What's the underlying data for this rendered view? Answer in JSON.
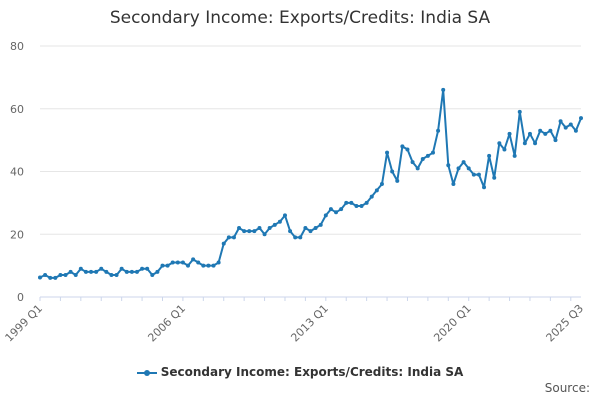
{
  "credits": "Source:",
  "chart_data": {
    "type": "line",
    "title": "Secondary Income: Exports/Credits: India SA",
    "xlabel": "",
    "ylabel": "",
    "ylim": [
      0,
      80
    ],
    "yticks": [
      0,
      20,
      40,
      60,
      80
    ],
    "xticks": [
      "1999 Q1",
      "2006 Q1",
      "2013 Q1",
      "2020 Q1",
      "2025 Q3"
    ],
    "grid": true,
    "legend": "bottom-center",
    "colors": {
      "series": "#1f78b4",
      "grid": "#e6e6e6",
      "axis": "#ccd6eb"
    },
    "series": [
      {
        "name": "Secondary Income: Exports/Credits: India SA",
        "x": [
          "1999 Q1",
          "1999 Q2",
          "1999 Q3",
          "1999 Q4",
          "2000 Q1",
          "2000 Q2",
          "2000 Q3",
          "2000 Q4",
          "2001 Q1",
          "2001 Q2",
          "2001 Q3",
          "2001 Q4",
          "2002 Q1",
          "2002 Q2",
          "2002 Q3",
          "2002 Q4",
          "2003 Q1",
          "2003 Q2",
          "2003 Q3",
          "2003 Q4",
          "2004 Q1",
          "2004 Q2",
          "2004 Q3",
          "2004 Q4",
          "2005 Q1",
          "2005 Q2",
          "2005 Q3",
          "2005 Q4",
          "2006 Q1",
          "2006 Q2",
          "2006 Q3",
          "2006 Q4",
          "2007 Q1",
          "2007 Q2",
          "2007 Q3",
          "2007 Q4",
          "2008 Q1",
          "2008 Q2",
          "2008 Q3",
          "2008 Q4",
          "2009 Q1",
          "2009 Q2",
          "2009 Q3",
          "2009 Q4",
          "2010 Q1",
          "2010 Q2",
          "2010 Q3",
          "2010 Q4",
          "2011 Q1",
          "2011 Q2",
          "2011 Q3",
          "2011 Q4",
          "2012 Q1",
          "2012 Q2",
          "2012 Q3",
          "2012 Q4",
          "2013 Q1",
          "2013 Q2",
          "2013 Q3",
          "2013 Q4",
          "2014 Q1",
          "2014 Q2",
          "2014 Q3",
          "2014 Q4",
          "2015 Q1",
          "2015 Q2",
          "2015 Q3",
          "2015 Q4",
          "2016 Q1",
          "2016 Q2",
          "2016 Q3",
          "2016 Q4",
          "2017 Q1",
          "2017 Q2",
          "2017 Q3",
          "2017 Q4",
          "2018 Q1",
          "2018 Q2",
          "2018 Q3",
          "2018 Q4",
          "2019 Q1",
          "2019 Q2",
          "2019 Q3",
          "2019 Q4",
          "2020 Q1",
          "2020 Q2",
          "2020 Q3",
          "2020 Q4",
          "2021 Q1",
          "2021 Q2",
          "2021 Q3",
          "2021 Q4",
          "2022 Q1",
          "2022 Q2",
          "2022 Q3",
          "2022 Q4",
          "2023 Q1",
          "2023 Q2",
          "2023 Q3",
          "2023 Q4",
          "2024 Q1",
          "2024 Q2",
          "2024 Q3",
          "2024 Q4",
          "2025 Q1",
          "2025 Q2",
          "2025 Q3"
        ],
        "values": [
          6.2,
          7,
          6.1,
          6.1,
          7,
          7,
          8,
          7,
          9,
          8,
          8,
          8,
          9,
          8,
          7,
          7,
          9,
          8,
          8,
          8,
          9,
          9,
          7,
          8,
          10,
          10,
          11,
          11,
          11,
          10,
          12,
          11,
          10,
          10,
          10,
          11,
          17,
          19,
          19,
          22,
          21,
          21,
          21,
          22,
          20,
          22,
          23,
          24,
          26,
          21,
          19,
          19,
          22,
          21,
          22,
          23,
          26,
          28,
          27,
          28,
          30,
          30,
          29,
          29,
          30,
          32,
          34,
          36,
          46,
          40,
          37,
          48,
          47,
          43,
          41,
          44,
          45,
          46,
          53,
          66,
          42,
          36,
          41,
          43,
          41,
          39,
          39,
          35,
          45,
          38,
          49,
          47,
          52,
          45,
          59,
          49,
          52,
          49,
          53,
          52,
          53,
          50,
          56,
          54,
          55,
          53,
          57
        ]
      }
    ]
  }
}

◇ ◇ ◇ ◇

Set down the records in full and exactly. Do not carry over any image.

### WRITTEN RESPONSE
What's the underlying data for this rendered view? Answer in JSON.
{
  "credits": "Source:",
  "chart_data": {
    "type": "line",
    "title": "Secondary Income: Exports/Credits: India SA",
    "xlabel": "",
    "ylabel": "",
    "ylim": [
      0,
      80
    ],
    "yticks": [
      0,
      20,
      40,
      60,
      80
    ],
    "xticks": [
      "1999 Q1",
      "2006 Q1",
      "2013 Q1",
      "2020 Q1",
      "2025 Q3"
    ],
    "grid": true,
    "legend": "bottom-center",
    "colors": {
      "series": "#1f78b4",
      "grid": "#e6e6e6",
      "axis": "#ccd6eb"
    },
    "series": [
      {
        "name": "Secondary Income: Exports/Credits: India SA",
        "x": [
          "1999 Q1",
          "1999 Q2",
          "1999 Q3",
          "1999 Q4",
          "2000 Q1",
          "2000 Q2",
          "2000 Q3",
          "2000 Q4",
          "2001 Q1",
          "2001 Q2",
          "2001 Q3",
          "2001 Q4",
          "2002 Q1",
          "2002 Q2",
          "2002 Q3",
          "2002 Q4",
          "2003 Q1",
          "2003 Q2",
          "2003 Q3",
          "2003 Q4",
          "2004 Q1",
          "2004 Q2",
          "2004 Q3",
          "2004 Q4",
          "2005 Q1",
          "2005 Q2",
          "2005 Q3",
          "2005 Q4",
          "2006 Q1",
          "2006 Q2",
          "2006 Q3",
          "2006 Q4",
          "2007 Q1",
          "2007 Q2",
          "2007 Q3",
          "2007 Q4",
          "2008 Q1",
          "2008 Q2",
          "2008 Q3",
          "2008 Q4",
          "2009 Q1",
          "2009 Q2",
          "2009 Q3",
          "2009 Q4",
          "2010 Q1",
          "2010 Q2",
          "2010 Q3",
          "2010 Q4",
          "2011 Q1",
          "2011 Q2",
          "2011 Q3",
          "2011 Q4",
          "2012 Q1",
          "2012 Q2",
          "2012 Q3",
          "2012 Q4",
          "2013 Q1",
          "2013 Q2",
          "2013 Q3",
          "2013 Q4",
          "2014 Q1",
          "2014 Q2",
          "2014 Q3",
          "2014 Q4",
          "2015 Q1",
          "2015 Q2",
          "2015 Q3",
          "2015 Q4",
          "2016 Q1",
          "2016 Q2",
          "2016 Q3",
          "2016 Q4",
          "2017 Q1",
          "2017 Q2",
          "2017 Q3",
          "2017 Q4",
          "2018 Q1",
          "2018 Q2",
          "2018 Q3",
          "2018 Q4",
          "2019 Q1",
          "2019 Q2",
          "2019 Q3",
          "2019 Q4",
          "2020 Q1",
          "2020 Q2",
          "2020 Q3",
          "2020 Q4",
          "2021 Q1",
          "2021 Q2",
          "2021 Q3",
          "2021 Q4",
          "2022 Q1",
          "2022 Q2",
          "2022 Q3",
          "2022 Q4",
          "2023 Q1",
          "2023 Q2",
          "2023 Q3",
          "2023 Q4",
          "2024 Q1",
          "2024 Q2",
          "2024 Q3",
          "2024 Q4",
          "2025 Q1",
          "2025 Q2",
          "2025 Q3"
        ],
        "values": [
          6.2,
          7,
          6.1,
          6.1,
          7,
          7,
          8,
          7,
          9,
          8,
          8,
          8,
          9,
          8,
          7,
          7,
          9,
          8,
          8,
          8,
          9,
          9,
          7,
          8,
          10,
          10,
          11,
          11,
          11,
          10,
          12,
          11,
          10,
          10,
          10,
          11,
          17,
          19,
          19,
          22,
          21,
          21,
          21,
          22,
          20,
          22,
          23,
          24,
          26,
          21,
          19,
          19,
          22,
          21,
          22,
          23,
          26,
          28,
          27,
          28,
          30,
          30,
          29,
          29,
          30,
          32,
          34,
          36,
          46,
          40,
          37,
          48,
          47,
          43,
          41,
          44,
          45,
          46,
          53,
          66,
          42,
          36,
          41,
          43,
          41,
          39,
          39,
          35,
          45,
          38,
          49,
          47,
          52,
          45,
          59,
          49,
          52,
          49,
          53,
          52,
          53,
          50,
          56,
          54,
          55,
          53,
          57
        ]
      }
    ]
  }
}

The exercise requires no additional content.